* **What needs to be done**: Transcribe the records that follow. Keep every word exactly, and drop the pictures.

Data listing
++++
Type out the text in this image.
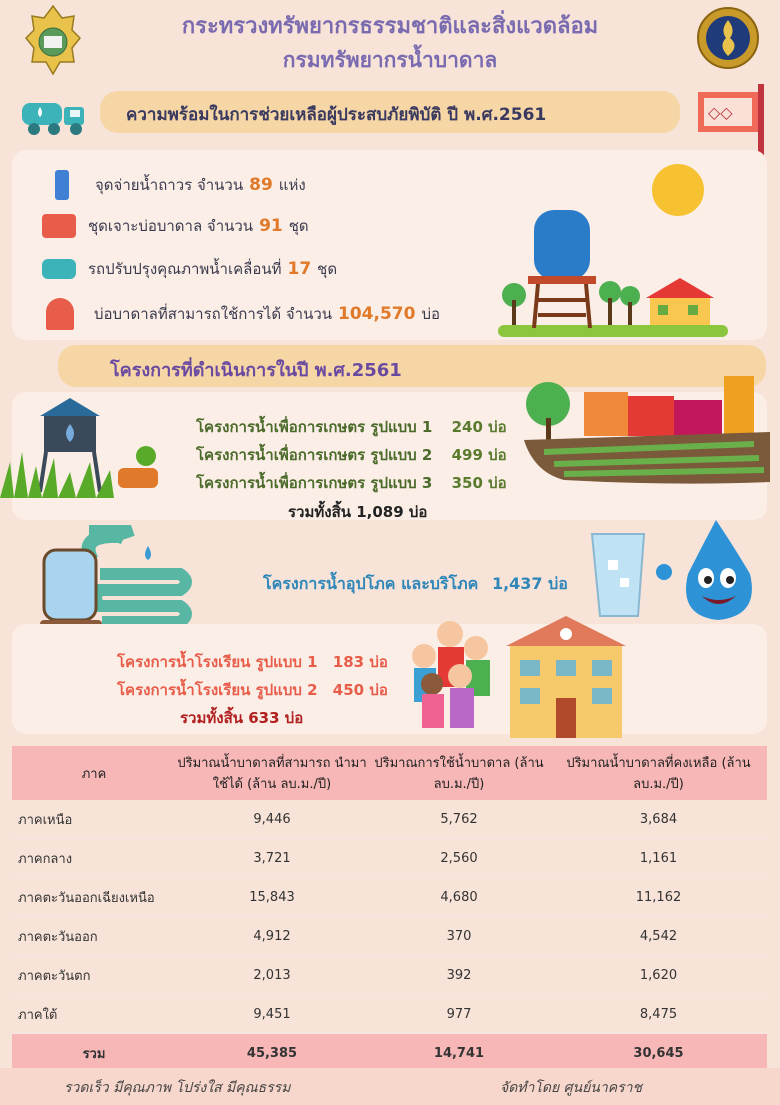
กระทรวงทรัพยากรธรรมชาติและสิ่งแวดล้อม
กรมทรัพยากรน้ำบาดาล
ความพร้อมในการช่วยเหลือผู้ประสบภัยพิบัติ ปี พ.ศ.2561	◇◇
จุดจ่ายน้ำถาวร จำนวน 89 แห่ง
ชุดเจาะบ่อบาดาล จำนวน 91 ชุด
รถปรับปรุงคุณภาพน้ำเคลื่อนที่ 17 ชุด
บ่อบาดาลที่สามารถใช้การได้ จำนวน 104,570 บ่อ
โครงการที่ดำเนินการในปี พ.ศ.2561
โครงการน้ำเพื่อการเกษตร รูปแบบ 1 240 บ่อ
โครงการน้ำเพื่อการเกษตร รูปแบบ 2 499 บ่อ
โครงการน้ำเพื่อการเกษตร รูปแบบ 3 350 บ่อ
รวมทั้งสิ้น 1,089 บ่อ
โครงการน้ำอุปโภค และบริโภค 1,437 บ่อ
โครงการน้ำโรงเรียน รูปแบบ 1 183 บ่อ
โครงการน้ำโรงเรียน รูปแบบ 2 450 บ่อ
รวมทั้งสิ้น 633 บ่อ
ภาค	ปริมาณน้ำบาดาลที่สามารถ นำมาใช้ได้ (ล้าน ลบ.ม./ปี)	ปริมาณการใช้น้ำบาดาล (ล้าน ลบ.ม./ปี)	ปริมาณน้ำบาดาลที่คงเหลือ (ล้าน ลบ.ม./ปี)
ภาคเหนือ	9,446	5,762	3,684
ภาคกลาง	3,721	2,560	1,161
ภาคตะวันออกเฉียงเหนือ	15,843	4,680	11,162
ภาคตะวันออก	4,912	370	4,542
ภาคตะวันตก	2,013	392	1,620
ภาคใต้	9,451	977	8,475
รวม	45,385	14,741	30,645
รวดเร็ว มีคุณภาพ โปร่งใส มีคุณธรรม	จัดทำโดย ศูนย์นาคราช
++++
* **Solution to the problem**:
Type out the text in this image.
กระทรวงทรัพยากรธรรมชาติและสิ่งแวดล้อม
กรมทรัพยากรน้ำบาดาล
ความพร้อมในการช่วยเหลือผู้ประสบภัยพิบัติ ปี พ.ศ.2561	◇◇
จุดจ่ายน้ำถาวร จำนวน 89 แห่ง
ชุดเจาะบ่อบาดาล จำนวน 91 ชุด
รถปรับปรุงคุณภาพน้ำเคลื่อนที่ 17 ชุด
บ่อบาดาลที่สามารถใช้การได้ จำนวน 104,570 บ่อ
โครงการที่ดำเนินการในปี พ.ศ.2561
โครงการน้ำเพื่อการเกษตร รูปแบบ 1 240 บ่อ
โครงการน้ำเพื่อการเกษตร รูปแบบ 2 499 บ่อ
โครงการน้ำเพื่อการเกษตร รูปแบบ 3 350 บ่อ
รวมทั้งสิ้น 1,089 บ่อ
โครงการน้ำอุปโภค และบริโภค 1,437 บ่อ
โครงการน้ำโรงเรียน รูปแบบ 1 183 บ่อ
โครงการน้ำโรงเรียน รูปแบบ 2 450 บ่อ
รวมทั้งสิ้น 633 บ่อ
ภาค	ปริมาณน้ำบาดาลที่สามารถ นำมาใช้ได้ (ล้าน ลบ.ม./ปี)	ปริมาณการใช้น้ำบาดาล (ล้าน ลบ.ม./ปี)	ปริมาณน้ำบาดาลที่คงเหลือ (ล้าน ลบ.ม./ปี)
ภาคเหนือ	9,446	5,762	3,684
ภาคกลาง	3,721	2,560	1,161
ภาคตะวันออกเฉียงเหนือ	15,843	4,680	11,162
ภาคตะวันออก	4,912	370	4,542
ภาคตะวันตก	2,013	392	1,620
ภาคใต้	9,451	977	8,475
รวม	45,385	14,741	30,645
รวดเร็ว มีคุณภาพ โปร่งใส มีคุณธรรม	จัดทำโดย ศูนย์นาคราช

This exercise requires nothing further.